*** Opening of Given text ***
Review: [REC] 2

by admin on July 9, 2010

By: Peter Hall, reprinted from Fantastic Fest 9/29/09

I like that the original [REC]’s real-time unraveling of an apartment building under quarantine for a mysterious virus that turns the infected into fluid spewing, flesh clawing maniacs is logistically conducive to a sequel. I really like that returning filmmakers Jaume Balaguero and Paco Plaza can pick up from the second they left off and tell another (almost real-time) story still shot entirely in the first-person perspective without being confined to a single camera’s viewpoint thanks to our new story proxies by way of a doctor and his four SWAT-team escorts. And I absolutely love how [REC] 2 not only upgrades some aspects of the apartment, of the virus, and of the victims, but it completely overhauls the presentation of the proceedings. Yet I still have one nag.
*** Close of Given text ***
*** Opening of Supplied material ***
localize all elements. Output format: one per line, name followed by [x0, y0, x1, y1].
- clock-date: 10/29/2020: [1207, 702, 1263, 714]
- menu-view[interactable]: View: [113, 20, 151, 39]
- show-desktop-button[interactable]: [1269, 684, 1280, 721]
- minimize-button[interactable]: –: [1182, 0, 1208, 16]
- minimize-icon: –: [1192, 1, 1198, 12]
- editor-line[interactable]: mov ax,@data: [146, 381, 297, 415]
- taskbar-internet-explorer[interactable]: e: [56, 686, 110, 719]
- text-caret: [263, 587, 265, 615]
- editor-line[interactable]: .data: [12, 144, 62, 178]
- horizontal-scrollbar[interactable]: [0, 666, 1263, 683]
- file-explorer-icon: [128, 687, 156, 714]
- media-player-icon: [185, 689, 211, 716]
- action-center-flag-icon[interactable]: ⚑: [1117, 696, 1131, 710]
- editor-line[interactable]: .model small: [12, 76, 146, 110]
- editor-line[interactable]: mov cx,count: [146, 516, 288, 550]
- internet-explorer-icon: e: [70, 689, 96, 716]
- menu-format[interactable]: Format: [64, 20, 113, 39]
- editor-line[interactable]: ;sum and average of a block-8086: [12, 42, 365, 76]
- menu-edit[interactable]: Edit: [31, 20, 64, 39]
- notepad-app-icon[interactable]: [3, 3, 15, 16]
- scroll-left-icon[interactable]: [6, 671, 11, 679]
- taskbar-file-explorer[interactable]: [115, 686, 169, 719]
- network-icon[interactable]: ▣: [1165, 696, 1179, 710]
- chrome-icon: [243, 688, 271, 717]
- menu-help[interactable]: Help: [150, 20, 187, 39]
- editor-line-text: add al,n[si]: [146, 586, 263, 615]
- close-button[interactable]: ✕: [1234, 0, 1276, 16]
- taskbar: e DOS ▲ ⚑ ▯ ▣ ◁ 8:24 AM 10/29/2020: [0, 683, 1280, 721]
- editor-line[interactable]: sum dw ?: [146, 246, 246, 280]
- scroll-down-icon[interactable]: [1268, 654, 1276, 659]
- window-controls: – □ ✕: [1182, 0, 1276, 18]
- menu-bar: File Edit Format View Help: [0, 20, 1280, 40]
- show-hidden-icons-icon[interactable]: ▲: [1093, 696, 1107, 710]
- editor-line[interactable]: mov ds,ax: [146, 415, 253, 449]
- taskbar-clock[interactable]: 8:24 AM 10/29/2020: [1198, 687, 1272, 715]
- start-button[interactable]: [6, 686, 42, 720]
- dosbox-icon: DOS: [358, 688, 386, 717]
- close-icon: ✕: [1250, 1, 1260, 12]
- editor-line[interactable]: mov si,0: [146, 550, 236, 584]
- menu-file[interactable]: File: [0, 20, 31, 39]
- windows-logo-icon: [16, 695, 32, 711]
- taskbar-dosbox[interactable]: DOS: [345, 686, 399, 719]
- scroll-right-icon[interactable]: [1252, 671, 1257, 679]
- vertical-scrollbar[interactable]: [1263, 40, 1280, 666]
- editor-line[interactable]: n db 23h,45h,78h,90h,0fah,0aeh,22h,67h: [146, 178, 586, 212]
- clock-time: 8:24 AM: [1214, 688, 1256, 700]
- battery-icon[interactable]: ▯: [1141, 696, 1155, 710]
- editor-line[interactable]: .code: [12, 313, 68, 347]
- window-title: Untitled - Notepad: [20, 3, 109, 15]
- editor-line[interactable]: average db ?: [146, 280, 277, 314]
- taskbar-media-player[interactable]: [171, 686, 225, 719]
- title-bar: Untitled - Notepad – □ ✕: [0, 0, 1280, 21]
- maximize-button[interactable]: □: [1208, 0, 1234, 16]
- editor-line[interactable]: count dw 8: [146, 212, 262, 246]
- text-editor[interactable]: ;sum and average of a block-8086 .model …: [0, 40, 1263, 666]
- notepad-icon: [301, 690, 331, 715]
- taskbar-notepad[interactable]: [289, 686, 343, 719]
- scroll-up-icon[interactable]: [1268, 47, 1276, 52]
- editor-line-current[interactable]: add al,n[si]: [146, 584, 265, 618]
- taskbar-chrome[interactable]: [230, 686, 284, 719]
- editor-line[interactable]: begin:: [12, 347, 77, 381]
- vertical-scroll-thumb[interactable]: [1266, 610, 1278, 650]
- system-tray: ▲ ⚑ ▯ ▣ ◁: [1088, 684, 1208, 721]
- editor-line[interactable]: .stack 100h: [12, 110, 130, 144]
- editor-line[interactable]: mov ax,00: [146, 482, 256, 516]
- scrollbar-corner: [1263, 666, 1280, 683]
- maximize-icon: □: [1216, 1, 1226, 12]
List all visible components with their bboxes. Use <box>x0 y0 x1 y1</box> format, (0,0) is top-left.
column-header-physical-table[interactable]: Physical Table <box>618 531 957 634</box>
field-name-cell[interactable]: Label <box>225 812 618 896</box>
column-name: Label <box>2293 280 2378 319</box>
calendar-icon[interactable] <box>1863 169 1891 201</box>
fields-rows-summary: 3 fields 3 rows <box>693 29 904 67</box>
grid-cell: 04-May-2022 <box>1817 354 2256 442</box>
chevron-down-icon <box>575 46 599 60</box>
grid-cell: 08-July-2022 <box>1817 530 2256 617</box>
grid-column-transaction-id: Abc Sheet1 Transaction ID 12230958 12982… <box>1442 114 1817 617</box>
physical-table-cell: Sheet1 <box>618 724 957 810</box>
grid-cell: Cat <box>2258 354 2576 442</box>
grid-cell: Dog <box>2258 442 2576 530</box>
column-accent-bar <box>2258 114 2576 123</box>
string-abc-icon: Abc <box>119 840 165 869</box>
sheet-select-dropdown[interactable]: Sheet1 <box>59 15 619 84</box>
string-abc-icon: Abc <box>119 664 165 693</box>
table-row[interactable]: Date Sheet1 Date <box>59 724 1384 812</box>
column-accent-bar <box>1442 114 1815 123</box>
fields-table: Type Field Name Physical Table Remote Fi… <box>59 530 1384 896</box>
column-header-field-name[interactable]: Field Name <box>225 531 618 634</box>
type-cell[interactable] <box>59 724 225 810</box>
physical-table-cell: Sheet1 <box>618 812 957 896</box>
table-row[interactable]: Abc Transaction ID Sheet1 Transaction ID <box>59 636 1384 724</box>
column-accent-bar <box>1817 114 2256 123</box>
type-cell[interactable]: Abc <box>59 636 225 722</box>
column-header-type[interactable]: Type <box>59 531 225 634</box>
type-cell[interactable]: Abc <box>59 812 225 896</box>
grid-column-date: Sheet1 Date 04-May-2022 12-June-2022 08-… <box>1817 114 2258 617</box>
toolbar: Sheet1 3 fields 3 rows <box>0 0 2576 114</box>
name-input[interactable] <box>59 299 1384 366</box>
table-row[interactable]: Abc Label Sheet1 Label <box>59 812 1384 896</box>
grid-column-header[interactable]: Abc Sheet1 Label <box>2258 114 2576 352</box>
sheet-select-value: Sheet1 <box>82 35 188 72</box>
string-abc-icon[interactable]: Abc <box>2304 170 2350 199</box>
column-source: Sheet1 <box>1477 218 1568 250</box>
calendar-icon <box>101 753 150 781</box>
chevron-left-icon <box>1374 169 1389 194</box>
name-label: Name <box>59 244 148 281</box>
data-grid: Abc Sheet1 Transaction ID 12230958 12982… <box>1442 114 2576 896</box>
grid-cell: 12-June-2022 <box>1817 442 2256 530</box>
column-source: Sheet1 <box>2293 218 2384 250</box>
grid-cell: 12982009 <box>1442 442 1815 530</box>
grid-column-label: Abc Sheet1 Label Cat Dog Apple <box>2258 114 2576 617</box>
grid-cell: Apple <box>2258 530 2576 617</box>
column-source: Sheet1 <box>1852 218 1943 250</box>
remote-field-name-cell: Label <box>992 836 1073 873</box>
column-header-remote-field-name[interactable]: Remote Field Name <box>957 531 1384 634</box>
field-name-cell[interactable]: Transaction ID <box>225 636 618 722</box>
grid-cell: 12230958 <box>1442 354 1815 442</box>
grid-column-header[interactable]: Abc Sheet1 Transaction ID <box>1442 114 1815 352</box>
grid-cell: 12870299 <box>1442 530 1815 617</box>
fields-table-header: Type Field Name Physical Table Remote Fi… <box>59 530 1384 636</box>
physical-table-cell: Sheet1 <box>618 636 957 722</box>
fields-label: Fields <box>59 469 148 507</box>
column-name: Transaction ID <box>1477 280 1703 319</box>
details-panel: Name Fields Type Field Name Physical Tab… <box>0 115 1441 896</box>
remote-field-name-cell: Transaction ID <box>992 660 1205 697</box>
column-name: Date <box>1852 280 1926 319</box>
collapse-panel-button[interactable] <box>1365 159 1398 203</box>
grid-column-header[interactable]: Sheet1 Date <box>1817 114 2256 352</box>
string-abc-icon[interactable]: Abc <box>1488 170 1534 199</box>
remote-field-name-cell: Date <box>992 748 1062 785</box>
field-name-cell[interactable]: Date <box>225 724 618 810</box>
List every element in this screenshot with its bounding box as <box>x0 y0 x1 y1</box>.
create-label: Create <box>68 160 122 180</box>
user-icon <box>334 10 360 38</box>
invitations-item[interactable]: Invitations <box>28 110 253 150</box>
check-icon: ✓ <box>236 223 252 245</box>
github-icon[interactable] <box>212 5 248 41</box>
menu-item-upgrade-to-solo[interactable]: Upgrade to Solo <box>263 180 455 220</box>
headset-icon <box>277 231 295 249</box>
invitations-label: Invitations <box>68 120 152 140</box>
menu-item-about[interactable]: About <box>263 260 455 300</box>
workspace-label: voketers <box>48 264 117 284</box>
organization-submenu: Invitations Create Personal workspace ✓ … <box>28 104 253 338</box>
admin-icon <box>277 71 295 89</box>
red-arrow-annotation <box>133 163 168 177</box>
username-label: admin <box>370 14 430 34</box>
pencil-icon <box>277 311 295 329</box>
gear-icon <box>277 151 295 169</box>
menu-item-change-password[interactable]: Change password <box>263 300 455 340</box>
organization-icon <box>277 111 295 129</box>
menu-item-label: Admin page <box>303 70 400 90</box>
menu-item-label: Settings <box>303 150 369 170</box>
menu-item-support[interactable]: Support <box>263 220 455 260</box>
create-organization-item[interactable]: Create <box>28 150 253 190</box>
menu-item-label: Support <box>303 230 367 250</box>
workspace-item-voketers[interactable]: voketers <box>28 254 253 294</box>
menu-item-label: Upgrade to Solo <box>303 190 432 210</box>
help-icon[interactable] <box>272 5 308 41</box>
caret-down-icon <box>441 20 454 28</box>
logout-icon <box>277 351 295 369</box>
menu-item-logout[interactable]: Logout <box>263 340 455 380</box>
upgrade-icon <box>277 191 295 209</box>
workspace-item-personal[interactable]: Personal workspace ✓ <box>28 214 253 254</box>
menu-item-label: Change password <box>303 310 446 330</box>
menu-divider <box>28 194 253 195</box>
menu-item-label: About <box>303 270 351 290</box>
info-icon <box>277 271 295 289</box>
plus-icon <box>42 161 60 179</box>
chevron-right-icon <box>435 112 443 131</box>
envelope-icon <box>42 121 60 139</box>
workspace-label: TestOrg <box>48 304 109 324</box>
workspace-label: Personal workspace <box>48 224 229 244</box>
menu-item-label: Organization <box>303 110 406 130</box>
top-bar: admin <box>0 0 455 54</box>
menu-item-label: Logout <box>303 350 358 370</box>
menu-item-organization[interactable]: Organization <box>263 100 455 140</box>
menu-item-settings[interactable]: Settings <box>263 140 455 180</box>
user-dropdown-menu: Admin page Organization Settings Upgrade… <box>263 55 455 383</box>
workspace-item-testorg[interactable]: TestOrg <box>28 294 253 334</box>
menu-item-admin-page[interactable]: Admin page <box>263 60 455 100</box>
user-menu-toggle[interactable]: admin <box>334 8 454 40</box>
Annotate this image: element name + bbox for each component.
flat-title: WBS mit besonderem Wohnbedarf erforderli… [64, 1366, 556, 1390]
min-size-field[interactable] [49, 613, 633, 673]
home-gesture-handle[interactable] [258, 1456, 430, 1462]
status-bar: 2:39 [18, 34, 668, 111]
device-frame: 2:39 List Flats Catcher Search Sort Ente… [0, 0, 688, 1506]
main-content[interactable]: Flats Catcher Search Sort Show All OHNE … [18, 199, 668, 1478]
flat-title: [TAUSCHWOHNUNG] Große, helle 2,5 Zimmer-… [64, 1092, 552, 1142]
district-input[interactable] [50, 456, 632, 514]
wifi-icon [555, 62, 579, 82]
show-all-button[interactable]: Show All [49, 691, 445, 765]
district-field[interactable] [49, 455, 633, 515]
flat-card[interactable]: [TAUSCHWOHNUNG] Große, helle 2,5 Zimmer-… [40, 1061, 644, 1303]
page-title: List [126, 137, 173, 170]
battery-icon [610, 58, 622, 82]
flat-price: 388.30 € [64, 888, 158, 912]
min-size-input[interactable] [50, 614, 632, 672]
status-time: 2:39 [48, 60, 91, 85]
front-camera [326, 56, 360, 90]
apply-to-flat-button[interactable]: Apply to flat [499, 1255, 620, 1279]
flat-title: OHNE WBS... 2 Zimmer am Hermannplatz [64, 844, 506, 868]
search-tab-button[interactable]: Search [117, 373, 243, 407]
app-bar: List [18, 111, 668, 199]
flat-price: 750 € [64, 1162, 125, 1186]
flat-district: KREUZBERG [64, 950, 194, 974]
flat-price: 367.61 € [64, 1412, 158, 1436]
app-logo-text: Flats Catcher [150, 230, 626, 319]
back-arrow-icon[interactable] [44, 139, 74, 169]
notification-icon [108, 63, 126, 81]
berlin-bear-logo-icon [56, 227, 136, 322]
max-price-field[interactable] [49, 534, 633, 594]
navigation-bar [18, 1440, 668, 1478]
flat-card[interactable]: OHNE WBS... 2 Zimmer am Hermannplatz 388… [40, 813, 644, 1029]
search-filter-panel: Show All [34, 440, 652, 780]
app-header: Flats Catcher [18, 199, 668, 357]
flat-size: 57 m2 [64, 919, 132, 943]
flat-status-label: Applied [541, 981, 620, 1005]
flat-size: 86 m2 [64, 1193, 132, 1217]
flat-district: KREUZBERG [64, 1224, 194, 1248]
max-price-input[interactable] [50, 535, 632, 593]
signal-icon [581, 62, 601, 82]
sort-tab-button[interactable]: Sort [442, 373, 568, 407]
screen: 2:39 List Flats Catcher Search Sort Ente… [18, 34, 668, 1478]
*** Close of Supplied material ***
Exercises to complete >>
- 1) According to the [REC] 2 review, which filmmakers return for the sequel?
- 2) Continue the [REC] 2 review after its last sentence.

Exercise responses >>
- 1) Jaume Balaguero and Paco Plaza.

- 2)
[REC] 2 is not scary. Not one bit, actually. Even after 4 or 5 viewings (and the American remake, Quarantine), [REC] still turns my circulatory system into a NASCAR event, but none of that pulse dominating terror and anticipation is matched in the sequel. But what Balaguero and Plaza don’t deliver in the fear department, they deliver in the idea department. [REC] 2 may not be scary, but it damn sure has more concept and convention re-toolings than you can shake a rail-thin, pale-white, string-haired woman wielding a claw hammer at.